## Task requirements
Transcribe each of the records below exactly, excluding all pictures.

## Record extracts
▬▬▬▬▬▬
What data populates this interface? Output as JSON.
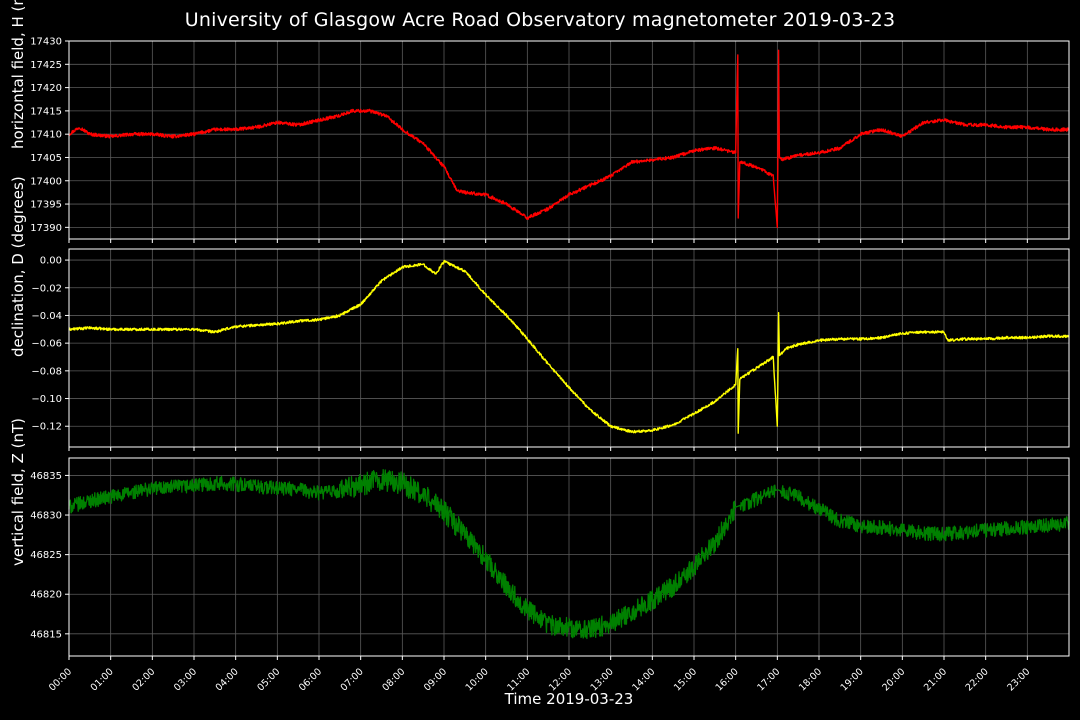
{
  "figure": {
    "title": "University of Glasgow Acre Road Observatory magnetometer 2019-03-23",
    "xlabel": "Time 2019-03-23",
    "background": "#000000",
    "foreground": "#ffffff",
    "grid_color": "#5a5a5a"
  },
  "chart_data": [
    {
      "type": "line",
      "ylabel": "horizontal field, H (nT)",
      "color": "#ff0000",
      "grid": true,
      "xlim": [
        0,
        24
      ],
      "ylim": [
        17387.5,
        17430
      ],
      "yticks": [
        17390,
        17395,
        17400,
        17405,
        17410,
        17415,
        17420,
        17425,
        17430
      ],
      "ytick_labels": [
        "17390",
        "17395",
        "17400",
        "17405",
        "17410",
        "17415",
        "17420",
        "17425",
        "17430"
      ],
      "x_hours": [
        0,
        0.25,
        0.5,
        1,
        1.5,
        2,
        2.5,
        3,
        3.5,
        4,
        4.5,
        5,
        5.5,
        6,
        6.5,
        6.8,
        7.2,
        7.6,
        8,
        8.5,
        9,
        9.3,
        9.5,
        10,
        10.5,
        11,
        11.5,
        12,
        12.5,
        13,
        13.5,
        14,
        14.5,
        15,
        15.5,
        16,
        16.05,
        16.06,
        16.1,
        16.5,
        16.9,
        17.0,
        17.03,
        17.05,
        17.1,
        17.5,
        18,
        18.5,
        19,
        19.5,
        20,
        20.5,
        21,
        21.5,
        22,
        22.5,
        23,
        23.5,
        24
      ],
      "y_values": [
        17410,
        17411.5,
        17410,
        17409.5,
        17410,
        17410,
        17409.5,
        17410,
        17411,
        17411,
        17411.5,
        17412.5,
        17412,
        17413,
        17414,
        17415,
        17415,
        17414,
        17411,
        17408,
        17403,
        17398,
        17397.5,
        17397,
        17395,
        17392,
        17394,
        17397,
        17399,
        17401,
        17404,
        17404.5,
        17405,
        17406.5,
        17407,
        17406,
        17427,
        17392,
        17404,
        17403,
        17401,
        17390,
        17428,
        17405,
        17404.5,
        17405.5,
        17406,
        17407,
        17410,
        17411,
        17409.5,
        17412.5,
        17413,
        17412,
        17412,
        17411.5,
        17411.5,
        17411,
        17411
      ]
    },
    {
      "type": "line",
      "ylabel": "declination, D (degrees)",
      "color": "#ffff00",
      "grid": true,
      "xlim": [
        0,
        24
      ],
      "ylim": [
        -0.135,
        0.008
      ],
      "yticks": [
        -0.12,
        -0.1,
        -0.08,
        -0.06,
        -0.04,
        -0.02,
        0.0
      ],
      "ytick_labels": [
        "−0.12",
        "−0.10",
        "−0.08",
        "−0.06",
        "−0.04",
        "−0.02",
        "0.00"
      ],
      "x_hours": [
        0,
        0.5,
        1,
        2,
        3,
        3.5,
        4,
        4.5,
        5,
        5.5,
        6,
        6.5,
        7,
        7.5,
        8,
        8.5,
        8.8,
        9,
        9.5,
        10,
        10.5,
        11,
        11.5,
        12,
        12.5,
        13,
        13.5,
        14,
        14.5,
        15,
        15.5,
        16,
        16.05,
        16.06,
        16.1,
        16.5,
        16.9,
        17.0,
        17.03,
        17.05,
        17.2,
        17.5,
        18,
        18.5,
        19,
        19.5,
        20,
        20.5,
        21,
        21.1,
        21.5,
        22,
        22.5,
        23,
        23.5,
        24
      ],
      "y_values": [
        -0.05,
        -0.049,
        -0.05,
        -0.05,
        -0.05,
        -0.052,
        -0.048,
        -0.047,
        -0.046,
        -0.044,
        -0.043,
        -0.04,
        -0.032,
        -0.015,
        -0.005,
        -0.003,
        -0.01,
        -0.001,
        -0.008,
        -0.025,
        -0.04,
        -0.057,
        -0.075,
        -0.092,
        -0.108,
        -0.12,
        -0.124,
        -0.123,
        -0.119,
        -0.111,
        -0.102,
        -0.09,
        -0.064,
        -0.125,
        -0.086,
        -0.078,
        -0.07,
        -0.12,
        -0.038,
        -0.069,
        -0.064,
        -0.061,
        -0.058,
        -0.057,
        -0.057,
        -0.056,
        -0.053,
        -0.052,
        -0.052,
        -0.058,
        -0.057,
        -0.057,
        -0.056,
        -0.056,
        -0.055,
        -0.055
      ]
    },
    {
      "type": "line",
      "ylabel": "vertical field, Z (nT)",
      "color": "#008000",
      "grid": true,
      "xlim": [
        0,
        24
      ],
      "ylim": [
        46812.2,
        46837.2
      ],
      "yticks": [
        46815,
        46820,
        46825,
        46830,
        46835
      ],
      "ytick_labels": [
        "46815",
        "46820",
        "46825",
        "46830",
        "46835"
      ],
      "x_hours": [
        0,
        0.5,
        1,
        1.5,
        2,
        2.5,
        3,
        3.5,
        4,
        4.5,
        5,
        5.5,
        6,
        6.5,
        7,
        7.5,
        8,
        8.5,
        9,
        9.5,
        10,
        10.5,
        11,
        11.5,
        12,
        12.5,
        13,
        13.5,
        14,
        14.5,
        15,
        15.5,
        16,
        16.5,
        17,
        17.5,
        18,
        18.5,
        19,
        19.5,
        20,
        20.5,
        21,
        21.5,
        22,
        22.5,
        23,
        23.5,
        24
      ],
      "y_values": [
        46831,
        46831.8,
        46832.3,
        46832.8,
        46833.4,
        46833.5,
        46833.7,
        46834,
        46833.9,
        46833.6,
        46833.4,
        46833.2,
        46832.8,
        46833,
        46833.8,
        46834.5,
        46834,
        46832.5,
        46830.5,
        46827.5,
        46824.5,
        46821,
        46818,
        46816.2,
        46815.8,
        46815.5,
        46816.3,
        46817.8,
        46819.3,
        46821,
        46823.5,
        46826.5,
        46831,
        46832,
        46833.2,
        46832.3,
        46830.8,
        46829.3,
        46828.6,
        46828.4,
        46828.1,
        46827.7,
        46827.6,
        46827.8,
        46828.1,
        46828.3,
        46828.5,
        46828.7,
        46829
      ]
    }
  ],
  "x_axis": {
    "range_hours": [
      0,
      24
    ],
    "tick_labels": [
      "00:00",
      "01:00",
      "02:00",
      "03:00",
      "04:00",
      "05:00",
      "06:00",
      "07:00",
      "08:00",
      "09:00",
      "10:00",
      "11:00",
      "12:00",
      "13:00",
      "14:00",
      "15:00",
      "16:00",
      "17:00",
      "18:00",
      "19:00",
      "20:00",
      "21:00",
      "22:00",
      "23:00"
    ]
  }
}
▬▬▬▬▬▬
## Full response
What data populates this interface? Output as JSON.
{
  "figure": {
    "title": "University of Glasgow Acre Road Observatory magnetometer 2019-03-23",
    "xlabel": "Time 2019-03-23",
    "background": "#000000",
    "foreground": "#ffffff",
    "grid_color": "#5a5a5a"
  },
  "chart_data": [
    {
      "type": "line",
      "ylabel": "horizontal field, H (nT)",
      "color": "#ff0000",
      "grid": true,
      "xlim": [
        0,
        24
      ],
      "ylim": [
        17387.5,
        17430
      ],
      "yticks": [
        17390,
        17395,
        17400,
        17405,
        17410,
        17415,
        17420,
        17425,
        17430
      ],
      "ytick_labels": [
        "17390",
        "17395",
        "17400",
        "17405",
        "17410",
        "17415",
        "17420",
        "17425",
        "17430"
      ],
      "x_hours": [
        0,
        0.25,
        0.5,
        1,
        1.5,
        2,
        2.5,
        3,
        3.5,
        4,
        4.5,
        5,
        5.5,
        6,
        6.5,
        6.8,
        7.2,
        7.6,
        8,
        8.5,
        9,
        9.3,
        9.5,
        10,
        10.5,
        11,
        11.5,
        12,
        12.5,
        13,
        13.5,
        14,
        14.5,
        15,
        15.5,
        16,
        16.05,
        16.06,
        16.1,
        16.5,
        16.9,
        17.0,
        17.03,
        17.05,
        17.1,
        17.5,
        18,
        18.5,
        19,
        19.5,
        20,
        20.5,
        21,
        21.5,
        22,
        22.5,
        23,
        23.5,
        24
      ],
      "y_values": [
        17410,
        17411.5,
        17410,
        17409.5,
        17410,
        17410,
        17409.5,
        17410,
        17411,
        17411,
        17411.5,
        17412.5,
        17412,
        17413,
        17414,
        17415,
        17415,
        17414,
        17411,
        17408,
        17403,
        17398,
        17397.5,
        17397,
        17395,
        17392,
        17394,
        17397,
        17399,
        17401,
        17404,
        17404.5,
        17405,
        17406.5,
        17407,
        17406,
        17427,
        17392,
        17404,
        17403,
        17401,
        17390,
        17428,
        17405,
        17404.5,
        17405.5,
        17406,
        17407,
        17410,
        17411,
        17409.5,
        17412.5,
        17413,
        17412,
        17412,
        17411.5,
        17411.5,
        17411,
        17411
      ]
    },
    {
      "type": "line",
      "ylabel": "declination, D (degrees)",
      "color": "#ffff00",
      "grid": true,
      "xlim": [
        0,
        24
      ],
      "ylim": [
        -0.135,
        0.008
      ],
      "yticks": [
        -0.12,
        -0.1,
        -0.08,
        -0.06,
        -0.04,
        -0.02,
        0.0
      ],
      "ytick_labels": [
        "−0.12",
        "−0.10",
        "−0.08",
        "−0.06",
        "−0.04",
        "−0.02",
        "0.00"
      ],
      "x_hours": [
        0,
        0.5,
        1,
        2,
        3,
        3.5,
        4,
        4.5,
        5,
        5.5,
        6,
        6.5,
        7,
        7.5,
        8,
        8.5,
        8.8,
        9,
        9.5,
        10,
        10.5,
        11,
        11.5,
        12,
        12.5,
        13,
        13.5,
        14,
        14.5,
        15,
        15.5,
        16,
        16.05,
        16.06,
        16.1,
        16.5,
        16.9,
        17.0,
        17.03,
        17.05,
        17.2,
        17.5,
        18,
        18.5,
        19,
        19.5,
        20,
        20.5,
        21,
        21.1,
        21.5,
        22,
        22.5,
        23,
        23.5,
        24
      ],
      "y_values": [
        -0.05,
        -0.049,
        -0.05,
        -0.05,
        -0.05,
        -0.052,
        -0.048,
        -0.047,
        -0.046,
        -0.044,
        -0.043,
        -0.04,
        -0.032,
        -0.015,
        -0.005,
        -0.003,
        -0.01,
        -0.001,
        -0.008,
        -0.025,
        -0.04,
        -0.057,
        -0.075,
        -0.092,
        -0.108,
        -0.12,
        -0.124,
        -0.123,
        -0.119,
        -0.111,
        -0.102,
        -0.09,
        -0.064,
        -0.125,
        -0.086,
        -0.078,
        -0.07,
        -0.12,
        -0.038,
        -0.069,
        -0.064,
        -0.061,
        -0.058,
        -0.057,
        -0.057,
        -0.056,
        -0.053,
        -0.052,
        -0.052,
        -0.058,
        -0.057,
        -0.057,
        -0.056,
        -0.056,
        -0.055,
        -0.055
      ]
    },
    {
      "type": "line",
      "ylabel": "vertical field, Z (nT)",
      "color": "#008000",
      "grid": true,
      "xlim": [
        0,
        24
      ],
      "ylim": [
        46812.2,
        46837.2
      ],
      "yticks": [
        46815,
        46820,
        46825,
        46830,
        46835
      ],
      "ytick_labels": [
        "46815",
        "46820",
        "46825",
        "46830",
        "46835"
      ],
      "x_hours": [
        0,
        0.5,
        1,
        1.5,
        2,
        2.5,
        3,
        3.5,
        4,
        4.5,
        5,
        5.5,
        6,
        6.5,
        7,
        7.5,
        8,
        8.5,
        9,
        9.5,
        10,
        10.5,
        11,
        11.5,
        12,
        12.5,
        13,
        13.5,
        14,
        14.5,
        15,
        15.5,
        16,
        16.5,
        17,
        17.5,
        18,
        18.5,
        19,
        19.5,
        20,
        20.5,
        21,
        21.5,
        22,
        22.5,
        23,
        23.5,
        24
      ],
      "y_values": [
        46831,
        46831.8,
        46832.3,
        46832.8,
        46833.4,
        46833.5,
        46833.7,
        46834,
        46833.9,
        46833.6,
        46833.4,
        46833.2,
        46832.8,
        46833,
        46833.8,
        46834.5,
        46834,
        46832.5,
        46830.5,
        46827.5,
        46824.5,
        46821,
        46818,
        46816.2,
        46815.8,
        46815.5,
        46816.3,
        46817.8,
        46819.3,
        46821,
        46823.5,
        46826.5,
        46831,
        46832,
        46833.2,
        46832.3,
        46830.8,
        46829.3,
        46828.6,
        46828.4,
        46828.1,
        46827.7,
        46827.6,
        46827.8,
        46828.1,
        46828.3,
        46828.5,
        46828.7,
        46829
      ]
    }
  ],
  "x_axis": {
    "range_hours": [
      0,
      24
    ],
    "tick_labels": [
      "00:00",
      "01:00",
      "02:00",
      "03:00",
      "04:00",
      "05:00",
      "06:00",
      "07:00",
      "08:00",
      "09:00",
      "10:00",
      "11:00",
      "12:00",
      "13:00",
      "14:00",
      "15:00",
      "16:00",
      "17:00",
      "18:00",
      "19:00",
      "20:00",
      "21:00",
      "22:00",
      "23:00"
    ]
  }
}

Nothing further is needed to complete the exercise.